- Stated task -
Print all of the entries exactly, minus the pictures.

- Records for processing -
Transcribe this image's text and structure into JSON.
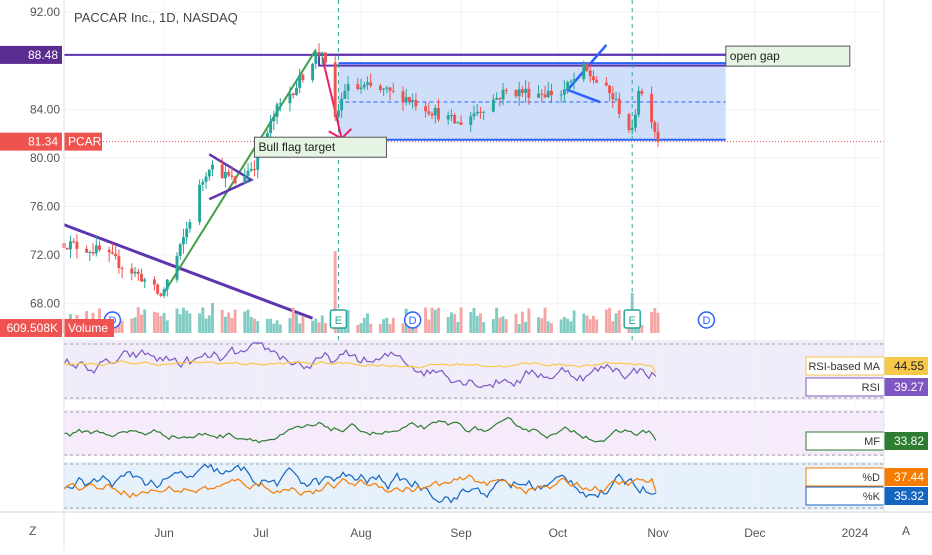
{
  "header": {
    "title": "PACCAR Inc., 1D, NASDAQ"
  },
  "price_axis": {
    "ticks": [
      "92.00",
      "84.00",
      "80.00",
      "76.00",
      "72.00",
      "68.00"
    ],
    "badges": [
      {
        "text": "88.48",
        "value": 88.48,
        "color": "#5b2c8f"
      },
      {
        "text": "81.34",
        "value": 81.34,
        "color": "#ef5350"
      }
    ]
  },
  "series_labels": {
    "symbol": "PCAR",
    "volume_value": "609.508K",
    "volume_label": "Volume"
  },
  "time_axis": [
    "Jun",
    "Jul",
    "Aug",
    "Sep",
    "Oct",
    "Nov",
    "Dec",
    "2024"
  ],
  "corner": {
    "left": "Z",
    "right": "A"
  },
  "annotations": {
    "bull_flag": "Bull flag target",
    "open_gap": "open gap",
    "earnings_marker": "E",
    "dividend_marker": "D"
  },
  "indicators": {
    "rsi_ma": {
      "label": "RSI-based MA",
      "value": "44.55",
      "color": "#f7c948"
    },
    "rsi": {
      "label": "RSI",
      "value": "39.27",
      "color": "#7e57c2"
    },
    "mf": {
      "label": "MF",
      "value": "33.82",
      "color": "#2e7d32"
    },
    "stoch_d": {
      "label": "%D",
      "value": "37.44",
      "color": "#f57c00"
    },
    "stoch_k": {
      "label": "%K",
      "value": "35.32",
      "color": "#1565c0"
    }
  },
  "colors": {
    "up": "#26a69a",
    "down": "#ef5350",
    "box": "#bbd2f7",
    "line": "#2962ff",
    "trend": "#5e35b1",
    "flag": "#43a047"
  },
  "chart_data": {
    "type": "candlestick",
    "title": "PACCAR Inc., 1D, NASDAQ",
    "x_range": [
      "2023-05-01",
      "2024-01-10"
    ],
    "y_range": [
      66,
      93
    ],
    "ohlc_path": [
      [
        "2023-05-01",
        73.0
      ],
      [
        "2023-05-12",
        72.3
      ],
      [
        "2023-05-25",
        70.2
      ],
      [
        "2023-05-31",
        68.6
      ],
      [
        "2023-06-06",
        72.5
      ],
      [
        "2023-06-12",
        77.5
      ],
      [
        "2023-06-15",
        79.5
      ],
      [
        "2023-06-23",
        78.0
      ],
      [
        "2023-06-29",
        79.5
      ],
      [
        "2023-07-06",
        84.0
      ],
      [
        "2023-07-12",
        86.0
      ],
      [
        "2023-07-18",
        88.5
      ],
      [
        "2023-07-20",
        88.9
      ],
      [
        "2023-07-24",
        83.0
      ],
      [
        "2023-07-27",
        85.7
      ],
      [
        "2023-08-03",
        85.8
      ],
      [
        "2023-08-15",
        85.0
      ],
      [
        "2023-08-31",
        82.8
      ],
      [
        "2023-09-15",
        85.5
      ],
      [
        "2023-10-02",
        85.3
      ],
      [
        "2023-10-09",
        87.3
      ],
      [
        "2023-10-18",
        85.0
      ],
      [
        "2023-10-24",
        82.0
      ],
      [
        "2023-10-26",
        85.8
      ],
      [
        "2023-10-30",
        83.4
      ],
      [
        "2023-11-01",
        81.34
      ]
    ],
    "volume_last": "609.508K",
    "annotations": {
      "range_box": {
        "from": "2023-07-25",
        "to": "2023-11-22",
        "low": 81.5,
        "high": 87.8,
        "mid": 84.6
      },
      "open_gap": {
        "from": "2023-07-19",
        "to": "2023-11-27",
        "low": 87.6,
        "high": 88.5
      },
      "resistance_88_48": {
        "from": "2023-05-01",
        "to": "2023-11-27",
        "value": 88.48
      },
      "down_trendline": [
        [
          "2023-05-01",
          74.5
        ],
        [
          "2023-07-17",
          66.8
        ]
      ],
      "bull_flag_channel": [
        [
          "2023-06-01",
          68.9
        ],
        [
          "2023-07-18",
          88.9
        ]
      ],
      "earnings_dates": [
        "2023-07-25",
        "2023-10-24"
      ],
      "dividend_dates": [
        "2023-05-16",
        "2023-08-17",
        "2023-11-16"
      ]
    },
    "indicators": {
      "rsi": 39.27,
      "rsi_based_ma": 44.55,
      "money_flow": 33.82,
      "stoch_k": 35.32,
      "stoch_d": 37.44
    }
  }
}
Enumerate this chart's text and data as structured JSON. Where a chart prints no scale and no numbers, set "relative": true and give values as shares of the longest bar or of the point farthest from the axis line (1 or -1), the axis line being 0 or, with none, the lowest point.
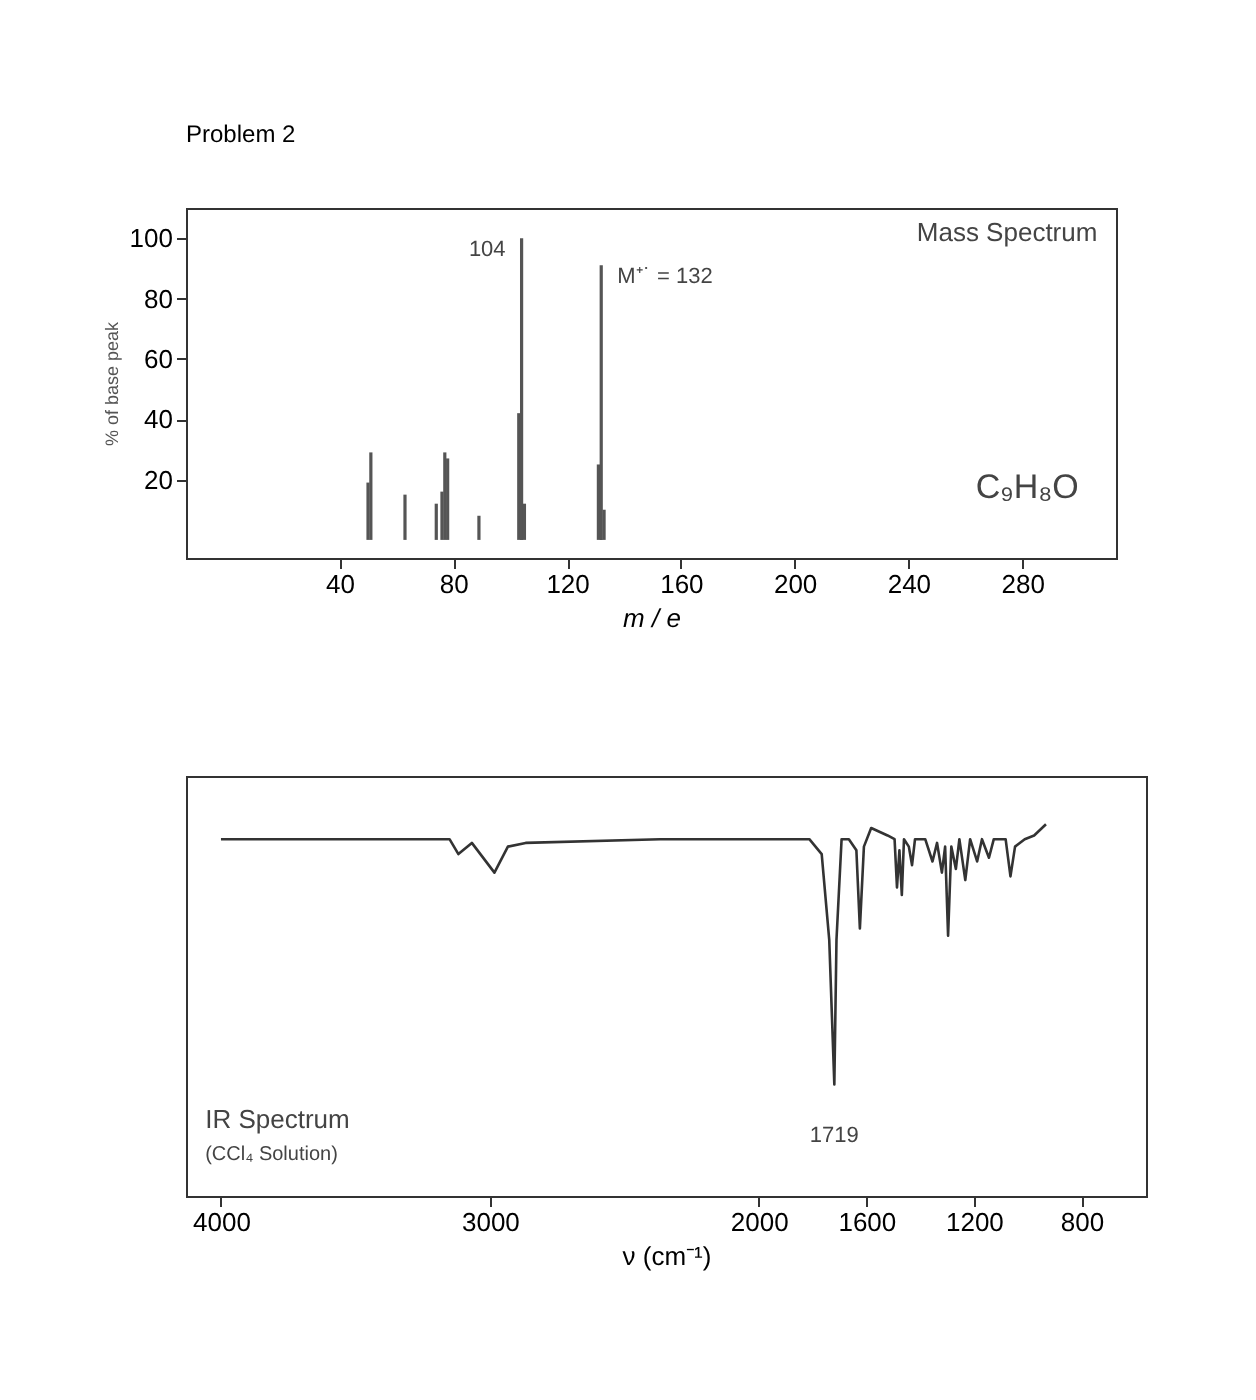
{
  "chart_data": [
    {
      "type": "bar",
      "title": "Problem 2",
      "xlabel": "m / e",
      "ylabel": "% of base peak",
      "color": "#555555",
      "x": [
        50,
        51,
        63,
        74,
        76,
        77,
        78,
        89,
        103,
        104,
        105,
        131,
        132,
        133
      ],
      "values": [
        19,
        29,
        15,
        12,
        16,
        29,
        27,
        8,
        42,
        100,
        12,
        25,
        91,
        10
      ],
      "xlim": [
        -14,
        313
      ],
      "ylim": [
        -6,
        110
      ],
      "xticks": [
        40,
        80,
        120,
        160,
        200,
        240,
        280
      ],
      "yticks": [
        20,
        40,
        60,
        80,
        100
      ],
      "annotations": [
        "Mass Spectrum",
        "C₉H₈O",
        {
          "text": "104",
          "x": 104,
          "y": 100
        },
        {
          "text": "M⁺˙ = 132",
          "x": 132,
          "y": 91
        }
      ]
    },
    {
      "type": "line",
      "relative": true,
      "xlabel": "ν (cm⁻¹)",
      "color": "#333333",
      "x": [
        4000,
        3433,
        3150,
        3117,
        3067,
        2983,
        2933,
        2867,
        2367,
        1996,
        1812,
        1766,
        1738,
        1719,
        1711,
        1692,
        1665,
        1637,
        1624,
        1609,
        1582,
        1521,
        1495,
        1486,
        1477,
        1468,
        1460,
        1442,
        1430,
        1419,
        1381,
        1354,
        1337,
        1319,
        1307,
        1296,
        1284,
        1267,
        1254,
        1232,
        1214,
        1188,
        1170,
        1144,
        1126,
        1082,
        1064,
        1047,
        1011,
        976,
        932
      ],
      "values": [
        0.96,
        0.96,
        0.96,
        0.92,
        0.95,
        0.87,
        0.94,
        0.95,
        0.96,
        0.96,
        0.96,
        0.92,
        0.69,
        0.3,
        0.69,
        0.96,
        0.96,
        0.93,
        0.72,
        0.94,
        0.99,
        0.97,
        0.96,
        0.83,
        0.93,
        0.81,
        0.96,
        0.94,
        0.89,
        0.96,
        0.96,
        0.9,
        0.95,
        0.87,
        0.94,
        0.7,
        0.94,
        0.88,
        0.96,
        0.85,
        0.96,
        0.9,
        0.96,
        0.91,
        0.96,
        0.96,
        0.86,
        0.94,
        0.96,
        0.97,
        1.0
      ],
      "xlim": [
        4130,
        560
      ],
      "xticks": [
        4000,
        3000,
        2000,
        1600,
        1200,
        800
      ],
      "annotations": [
        "IR Spectrum",
        "(CCl₄ Solution)",
        {
          "text": "1719",
          "x": 1719,
          "y": 0.3
        }
      ]
    }
  ]
}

- Response below -
Transcribe this image's text and structure into JSON.
{
  "header": {
    "title": "PACCAR Inc., 1D, NASDAQ"
  },
  "price_axis": {
    "ticks": [
      "92.00",
      "84.00",
      "80.00",
      "76.00",
      "72.00",
      "68.00"
    ],
    "badges": [
      {
        "text": "88.48",
        "value": 88.48,
        "color": "#5b2c8f"
      },
      {
        "text": "81.34",
        "value": 81.34,
        "color": "#ef5350"
      }
    ]
  },
  "series_labels": {
    "symbol": "PCAR",
    "volume_value": "609.508K",
    "volume_label": "Volume"
  },
  "time_axis": [
    "Jun",
    "Jul",
    "Aug",
    "Sep",
    "Oct",
    "Nov",
    "Dec",
    "2024"
  ],
  "corner": {
    "left": "Z",
    "right": "A"
  },
  "annotations": {
    "bull_flag": "Bull flag target",
    "open_gap": "open gap",
    "earnings_marker": "E",
    "dividend_marker": "D"
  },
  "indicators": {
    "rsi_ma": {
      "label": "RSI-based MA",
      "value": "44.55",
      "color": "#f7c948"
    },
    "rsi": {
      "label": "RSI",
      "value": "39.27",
      "color": "#7e57c2"
    },
    "mf": {
      "label": "MF",
      "value": "33.82",
      "color": "#2e7d32"
    },
    "stoch_d": {
      "label": "%D",
      "value": "37.44",
      "color": "#f57c00"
    },
    "stoch_k": {
      "label": "%K",
      "value": "35.32",
      "color": "#1565c0"
    }
  },
  "colors": {
    "up": "#26a69a",
    "down": "#ef5350",
    "box": "#bbd2f7",
    "line": "#2962ff",
    "trend": "#5e35b1",
    "flag": "#43a047"
  },
  "chart_data": {
    "type": "candlestick",
    "title": "PACCAR Inc., 1D, NASDAQ",
    "x_range": [
      "2023-05-01",
      "2024-01-10"
    ],
    "y_range": [
      66,
      93
    ],
    "ohlc_path": [
      [
        "2023-05-01",
        73.0
      ],
      [
        "2023-05-12",
        72.3
      ],
      [
        "2023-05-25",
        70.2
      ],
      [
        "2023-05-31",
        68.6
      ],
      [
        "2023-06-06",
        72.5
      ],
      [
        "2023-06-12",
        77.5
      ],
      [
        "2023-06-15",
        79.5
      ],
      [
        "2023-06-23",
        78.0
      ],
      [
        "2023-06-29",
        79.5
      ],
      [
        "2023-07-06",
        84.0
      ],
      [
        "2023-07-12",
        86.0
      ],
      [
        "2023-07-18",
        88.5
      ],
      [
        "2023-07-20",
        88.9
      ],
      [
        "2023-07-24",
        83.0
      ],
      [
        "2023-07-27",
        85.7
      ],
      [
        "2023-08-03",
        85.8
      ],
      [
        "2023-08-15",
        85.0
      ],
      [
        "2023-08-31",
        82.8
      ],
      [
        "2023-09-15",
        85.5
      ],
      [
        "2023-10-02",
        85.3
      ],
      [
        "2023-10-09",
        87.3
      ],
      [
        "2023-10-18",
        85.0
      ],
      [
        "2023-10-24",
        82.0
      ],
      [
        "2023-10-26",
        85.8
      ],
      [
        "2023-10-30",
        83.4
      ],
      [
        "2023-11-01",
        81.34
      ]
    ],
    "volume_last": "609.508K",
    "annotations": {
      "range_box": {
        "from": "2023-07-25",
        "to": "2023-11-22",
        "low": 81.5,
        "high": 87.8,
        "mid": 84.6
      },
      "open_gap": {
        "from": "2023-07-19",
        "to": "2023-11-27",
        "low": 87.6,
        "high": 88.5
      },
      "resistance_88_48": {
        "from": "2023-05-01",
        "to": "2023-11-27",
        "value": 88.48
      },
      "down_trendline": [
        [
          "2023-05-01",
          74.5
        ],
        [
          "2023-07-17",
          66.8
        ]
      ],
      "bull_flag_channel": [
        [
          "2023-06-01",
          68.9
        ],
        [
          "2023-07-18",
          88.9
        ]
      ],
      "earnings_dates": [
        "2023-07-25",
        "2023-10-24"
      ],
      "dividend_dates": [
        "2023-05-16",
        "2023-08-17",
        "2023-11-16"
      ]
    },
    "indicators": {
      "rsi": 39.27,
      "rsi_based_ma": 44.55,
      "money_flow": 33.82,
      "stoch_k": 35.32,
      "stoch_d": 37.44
    }
  }
}
Enumerate this chart's text and data as structured JSON. Where a chart prints no scale and no numbers, set "relative": true and give values as shares of the longest bar or of the point farthest from the axis line (1 or -1), the axis line being 0 or, with none, the lowest point.
{
  "chart_data": [
    {
      "type": "bar",
      "title": "Problem 2",
      "xlabel": "m / e",
      "ylabel": "% of base peak",
      "color": "#555555",
      "x": [
        50,
        51,
        63,
        74,
        76,
        77,
        78,
        89,
        103,
        104,
        105,
        131,
        132,
        133
      ],
      "values": [
        19,
        29,
        15,
        12,
        16,
        29,
        27,
        8,
        42,
        100,
        12,
        25,
        91,
        10
      ],
      "xlim": [
        -14,
        313
      ],
      "ylim": [
        -6,
        110
      ],
      "xticks": [
        40,
        80,
        120,
        160,
        200,
        240,
        280
      ],
      "yticks": [
        20,
        40,
        60,
        80,
        100
      ],
      "annotations": [
        "Mass Spectrum",
        "C₉H₈O",
        {
          "text": "104",
          "x": 104,
          "y": 100
        },
        {
          "text": "M⁺˙ = 132",
          "x": 132,
          "y": 91
        }
      ]
    },
    {
      "type": "line",
      "relative": true,
      "xlabel": "ν (cm⁻¹)",
      "color": "#333333",
      "x": [
        4000,
        3433,
        3150,
        3117,
        3067,
        2983,
        2933,
        2867,
        2367,
        1996,
        1812,
        1766,
        1738,
        1719,
        1711,
        1692,
        1665,
        1637,
        1624,
        1609,
        1582,
        1521,
        1495,
        1486,
        1477,
        1468,
        1460,
        1442,
        1430,
        1419,
        1381,
        1354,
        1337,
        1319,
        1307,
        1296,
        1284,
        1267,
        1254,
        1232,
        1214,
        1188,
        1170,
        1144,
        1126,
        1082,
        1064,
        1047,
        1011,
        976,
        932
      ],
      "values": [
        0.96,
        0.96,
        0.96,
        0.92,
        0.95,
        0.87,
        0.94,
        0.95,
        0.96,
        0.96,
        0.96,
        0.92,
        0.69,
        0.3,
        0.69,
        0.96,
        0.96,
        0.93,
        0.72,
        0.94,
        0.99,
        0.97,
        0.96,
        0.83,
        0.93,
        0.81,
        0.96,
        0.94,
        0.89,
        0.96,
        0.96,
        0.9,
        0.95,
        0.87,
        0.94,
        0.7,
        0.94,
        0.88,
        0.96,
        0.85,
        0.96,
        0.9,
        0.96,
        0.91,
        0.96,
        0.96,
        0.86,
        0.94,
        0.96,
        0.97,
        1.0
      ],
      "xlim": [
        4130,
        560
      ],
      "xticks": [
        4000,
        3000,
        2000,
        1600,
        1200,
        800
      ],
      "annotations": [
        "IR Spectrum",
        "(CCl₄ Solution)",
        {
          "text": "1719",
          "x": 1719,
          "y": 0.3
        }
      ]
    }
  ]
}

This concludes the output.